> [Aim of the task]:
Every line of the records must be repeated exactly; pictures stay out.

> [The input]:
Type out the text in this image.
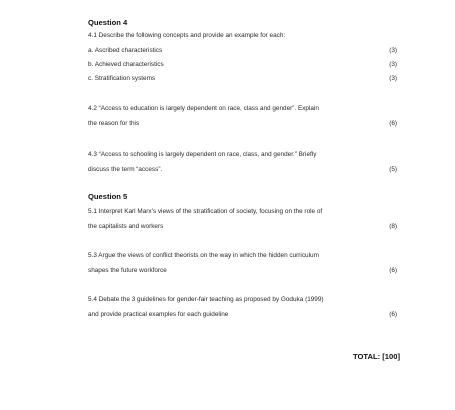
Question 4
4.1 Describe the following concepts and provide an example for each:
a. Ascribed characteristics	(3)
b. Achieved characteristics	(3)
c. Stratification systems	(3)
4.2 “Access to education is largely dependent on race, class and gender”. Explain
the reason for this	(6)
4.3 “Access to schooling is largely dependent on race, class, and gender.” Briefly
discuss the term “access”.	(5)
Question 5
5.1 Interpret Karl Marx’s views of the stratification of society, focusing on the role of
the capitalists and workers	(8)
5.3 Argue the views of conflict theorists on the way in which the hidden curriculum
shapes the future workforce	(6)
5.4 Debate the 3 guidelines for gender-fair teaching as proposed by Goduka (1999)
and provide practical examples for each guideline	(6)
TOTAL: [100]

> [Solution to the exercise]:
Type out the text in this image.
Question 4
4.1 Describe the following concepts and provide an example for each:
a. Ascribed characteristics	(3)
b. Achieved characteristics	(3)
c. Stratification systems	(3)
4.2 “Access to education is largely dependent on race, class and gender”. Explain
the reason for this	(6)
4.3 “Access to schooling is largely dependent on race, class, and gender.” Briefly
discuss the term “access”.	(5)
Question 5
5.1 Interpret Karl Marx’s views of the stratification of society, focusing on the role of
the capitalists and workers	(8)
5.3 Argue the views of conflict theorists on the way in which the hidden curriculum
shapes the future workforce	(6)
5.4 Debate the 3 guidelines for gender-fair teaching as proposed by Goduka (1999)
and provide practical examples for each guideline	(6)
TOTAL: [100]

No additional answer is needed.